**Objectif A**:
Recopiez à l'identique les rangées données plus bas, depuis la toute première jusqu'à celle qui contient « header-text-line: Reflected in xyxy=(825,157,900,173) », celle-ci comprise.

**Extrait du document**:
++++

Analyse Aucune puissance au Moyen-Orient ne souhaite l’escalade. Mais depuis l’attaque directe de l’Iran contre Israël et la riposte de l’Etat hébreu, la guerre de l’ombre a laissé place à une situation périlleuse qui rebat les cartes dans la région, et au-delà.
Par Sara Daniel
Jusque-là, le conflit entre ces deux ennemis ontologiques se déroulait dans l’ombre. Il se caractérisait par des assassinats de scientifiques iraniens organisés par le Mossad et des tentatives iraniennes de cibler des intérêts israéliens à l’étranger, souvent via ses mandataires régionaux qui combattaient l’Etat hébreu. Et puis, pour la première fois depuis sa création il y a quarante-cinq ans, la République islamique d’Iran a directement attaqué Israël.
Dans la nuit du 13 au 14 avril, elle a lancé plus de 300 missiles et drones contre son territoire. Certes, 99 % de ces projectiles ont été neutralisés, en grande partie par le système de défense israélien, le Dôme de fer démontrant ainsi son efficacité. Les responsables israéliens ont bénéficié du soutien des Etats-Unis, leur principal allié, mais aussi reçu l’aide du Royaume-Uni, de la France et de la Jordanie. Cependant, la stratégie renouvelée de l’Iran a alarmé tous les observateurs de la région.
Rompre avec la traditionnelle réponse asymétrique à Israël, voilà ce qu’a fait l’Iran, poussé par le besoin de réagir à la mort de sept de ses gardiens de la révolution, tués lors d’un raid israélien le 1er avril sur son consulat à Damas. Ce jour-là, Israël, lassé des attaques du Hezbollah dans le nord du pays et des arraisonnements de ses bateaux par les Houthis dans le contexte de la guerre de Gaza, a choisi de s’en prendre pour la première fois à une représentation diplomatique iranienne. Fatal engrenage des représailles, l’Iran devait sauver son honneur. Selon certains à Téhéran, la guerre de l’ombre n’était plus suffisante.
En réponse à l’attaque sans précédent du 13 avril, Israël a bombardé une base militaire près d’Ispahan. Les moyens utilisés restent incertains : s’agissait-il de drones lancés depuis le sol iranien ou de missiles tirés depuis Israël? Cette contre-attaque, tout comme l’offensive iranienne, semble avoir été soigneusement mesurée, montrant la capacité d’Israël à frapper au cœur du pays sans causer de dommages significatifs, évitant une escalade régionale. Ainsi Israël s’est gardé de cibler les installations nucléaires iraniennes, bien que celles-ci soient une source de préoccupation majeure pour l’Etat hébreu et les nations occidentales. De son côté, l’Iran a minimisé l’attaque israélienne, affirmant qu’elle provenait de drones lancés de l’intérieur du pays, ce qui pourrait justifier sa non-riposte à cette frappe… Selon le géopoliticien Frédéric Encel, spécialiste du Moyen-Orient : « Les Iraniens savent qu’une montée aux extrêmes ne pourrait en aucun cas s’achever par une victoire iranienne. Si on va jusqu’au bout des capacités des deux belligérants, l’Iran n’existe plus. »

++++

**Objectif B**:
Dans l'article sur l'affrontement entre l'Iran et Israël, réécrivez le passage qui va de « Dans la nuit » jusqu'à « de la région. » inclus, en mettant « Turquie » à la place de « Jordanie ».

++++

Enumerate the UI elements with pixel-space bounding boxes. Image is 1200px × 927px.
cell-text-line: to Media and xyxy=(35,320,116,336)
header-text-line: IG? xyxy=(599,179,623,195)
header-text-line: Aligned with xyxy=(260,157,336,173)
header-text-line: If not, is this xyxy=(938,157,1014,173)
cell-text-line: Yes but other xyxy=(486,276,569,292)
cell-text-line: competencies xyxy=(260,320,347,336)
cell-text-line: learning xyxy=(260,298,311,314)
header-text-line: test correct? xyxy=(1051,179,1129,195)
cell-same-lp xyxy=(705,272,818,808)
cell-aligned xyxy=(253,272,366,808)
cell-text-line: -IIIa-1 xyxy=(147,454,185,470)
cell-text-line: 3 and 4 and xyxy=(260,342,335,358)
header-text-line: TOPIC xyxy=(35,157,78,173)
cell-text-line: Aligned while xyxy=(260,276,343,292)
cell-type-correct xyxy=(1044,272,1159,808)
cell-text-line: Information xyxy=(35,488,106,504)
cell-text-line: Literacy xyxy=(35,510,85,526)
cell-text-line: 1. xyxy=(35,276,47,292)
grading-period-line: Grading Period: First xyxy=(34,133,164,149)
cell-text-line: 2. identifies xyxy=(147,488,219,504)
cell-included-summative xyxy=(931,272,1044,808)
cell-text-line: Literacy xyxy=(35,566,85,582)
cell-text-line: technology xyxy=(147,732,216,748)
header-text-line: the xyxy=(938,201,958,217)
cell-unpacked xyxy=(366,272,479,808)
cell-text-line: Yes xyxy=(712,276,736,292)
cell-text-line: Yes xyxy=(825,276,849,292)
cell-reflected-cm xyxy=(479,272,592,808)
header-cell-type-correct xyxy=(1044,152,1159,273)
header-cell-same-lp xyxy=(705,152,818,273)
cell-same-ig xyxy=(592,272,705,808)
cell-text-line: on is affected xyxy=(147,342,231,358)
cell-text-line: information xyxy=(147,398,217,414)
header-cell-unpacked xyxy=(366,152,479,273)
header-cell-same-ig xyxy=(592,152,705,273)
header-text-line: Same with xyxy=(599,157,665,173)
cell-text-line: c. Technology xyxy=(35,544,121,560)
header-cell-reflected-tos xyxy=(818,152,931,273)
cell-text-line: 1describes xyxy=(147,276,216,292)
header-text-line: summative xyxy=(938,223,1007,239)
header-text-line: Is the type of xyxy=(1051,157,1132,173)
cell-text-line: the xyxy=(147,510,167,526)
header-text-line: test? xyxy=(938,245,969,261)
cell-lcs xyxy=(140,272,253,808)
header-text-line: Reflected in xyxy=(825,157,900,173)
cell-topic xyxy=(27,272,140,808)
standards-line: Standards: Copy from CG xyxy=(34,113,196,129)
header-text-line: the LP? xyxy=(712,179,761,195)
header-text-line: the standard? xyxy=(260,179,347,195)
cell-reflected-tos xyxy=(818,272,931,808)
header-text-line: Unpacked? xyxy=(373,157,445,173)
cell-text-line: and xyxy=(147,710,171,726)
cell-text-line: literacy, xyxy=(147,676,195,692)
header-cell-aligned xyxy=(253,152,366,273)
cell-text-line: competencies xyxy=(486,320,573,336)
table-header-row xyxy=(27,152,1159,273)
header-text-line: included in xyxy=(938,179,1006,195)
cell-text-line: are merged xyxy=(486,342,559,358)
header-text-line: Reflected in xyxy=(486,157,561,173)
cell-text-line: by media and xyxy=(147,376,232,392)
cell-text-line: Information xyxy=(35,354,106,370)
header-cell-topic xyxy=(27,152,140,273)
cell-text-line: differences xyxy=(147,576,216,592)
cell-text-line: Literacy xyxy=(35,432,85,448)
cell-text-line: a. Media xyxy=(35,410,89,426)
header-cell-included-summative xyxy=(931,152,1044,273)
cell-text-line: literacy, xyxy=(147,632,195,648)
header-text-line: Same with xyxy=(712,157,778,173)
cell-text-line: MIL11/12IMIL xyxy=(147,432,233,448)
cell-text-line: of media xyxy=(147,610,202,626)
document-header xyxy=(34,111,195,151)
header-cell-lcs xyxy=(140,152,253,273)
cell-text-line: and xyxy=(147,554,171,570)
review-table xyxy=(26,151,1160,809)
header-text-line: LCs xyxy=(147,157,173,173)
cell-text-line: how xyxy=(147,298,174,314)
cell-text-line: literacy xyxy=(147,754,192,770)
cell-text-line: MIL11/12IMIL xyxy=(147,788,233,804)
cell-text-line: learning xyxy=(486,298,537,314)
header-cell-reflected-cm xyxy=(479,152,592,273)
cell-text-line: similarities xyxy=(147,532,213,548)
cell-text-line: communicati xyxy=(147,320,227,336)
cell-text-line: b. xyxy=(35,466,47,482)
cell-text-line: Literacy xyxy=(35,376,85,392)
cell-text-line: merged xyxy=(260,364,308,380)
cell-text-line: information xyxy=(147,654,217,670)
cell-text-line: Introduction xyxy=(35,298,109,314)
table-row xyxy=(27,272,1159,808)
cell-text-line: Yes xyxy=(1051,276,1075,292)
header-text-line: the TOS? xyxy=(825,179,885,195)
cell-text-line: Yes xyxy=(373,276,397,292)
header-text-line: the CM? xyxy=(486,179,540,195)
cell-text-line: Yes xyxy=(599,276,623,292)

++++

**Réponse complète A**:
Enumerate the UI elements with pixel-space bounding boxes. Image is 1200px × 927px.
cell-text-line: to Media and xyxy=(35,320,116,336)
header-text-line: IG? xyxy=(599,179,623,195)
header-text-line: Aligned with xyxy=(260,157,336,173)
header-text-line: If not, is this xyxy=(938,157,1014,173)
cell-text-line: Yes but other xyxy=(486,276,569,292)
cell-text-line: competencies xyxy=(260,320,347,336)
cell-text-line: learning xyxy=(260,298,311,314)
header-text-line: test correct? xyxy=(1051,179,1129,195)
cell-same-lp xyxy=(705,272,818,808)
cell-aligned xyxy=(253,272,366,808)
cell-text-line: -IIIa-1 xyxy=(147,454,185,470)
cell-text-line: 3 and 4 and xyxy=(260,342,335,358)
header-text-line: TOPIC xyxy=(35,157,78,173)
cell-text-line: Aligned while xyxy=(260,276,343,292)
cell-type-correct xyxy=(1044,272,1159,808)
cell-text-line: Information xyxy=(35,488,106,504)
cell-text-line: Literacy xyxy=(35,510,85,526)
cell-text-line: 1. xyxy=(35,276,47,292)
grading-period-line: Grading Period: First xyxy=(34,133,164,149)
cell-text-line: 2. identifies xyxy=(147,488,219,504)
cell-included-summative xyxy=(931,272,1044,808)
cell-text-line: Literacy xyxy=(35,566,85,582)
cell-text-line: technology xyxy=(147,732,216,748)
header-text-line: the xyxy=(938,201,958,217)
cell-unpacked xyxy=(366,272,479,808)
cell-text-line: Yes xyxy=(712,276,736,292)
cell-text-line: Yes xyxy=(825,276,849,292)
cell-reflected-cm xyxy=(479,272,592,808)
header-cell-type-correct xyxy=(1044,152,1159,273)
header-cell-same-lp xyxy=(705,152,818,273)
cell-same-ig xyxy=(592,272,705,808)
cell-text-line: on is affected xyxy=(147,342,231,358)
cell-text-line: information xyxy=(147,398,217,414)
header-cell-unpacked xyxy=(366,152,479,273)
header-cell-same-ig xyxy=(592,152,705,273)
header-text-line: Same with xyxy=(599,157,665,173)
cell-text-line: c. Technology xyxy=(35,544,121,560)
header-cell-reflected-tos xyxy=(818,152,931,273)
cell-text-line: 1describes xyxy=(147,276,216,292)
header-text-line: summative xyxy=(938,223,1007,239)
header-text-line: Is the type of xyxy=(1051,157,1132,173)
cell-text-line: the xyxy=(147,510,167,526)
header-text-line: test? xyxy=(938,245,969,261)
cell-lcs xyxy=(140,272,253,808)
header-text-line: Reflected in xyxy=(825,157,900,173)

**Réponse complète B**:
Dans la nuit du 13 au 14 avril, elle a lancé plus de 300 missiles et drones contre son territoire. Certes, 99 % de ces projectiles ont été neutralisés, en grande partie par le système de défense israélien, le Dôme de fer démontrant ainsi son efficacité. Les responsables israéliens ont bénéficié du soutien des Etats-Unis, leur principal allié, mais aussi reçu l’aide du Royaume-Uni, de la France et de la Turquie. Cependant, la stratégie renouvelée de l’Iran a alarmé tous les observateurs de la région.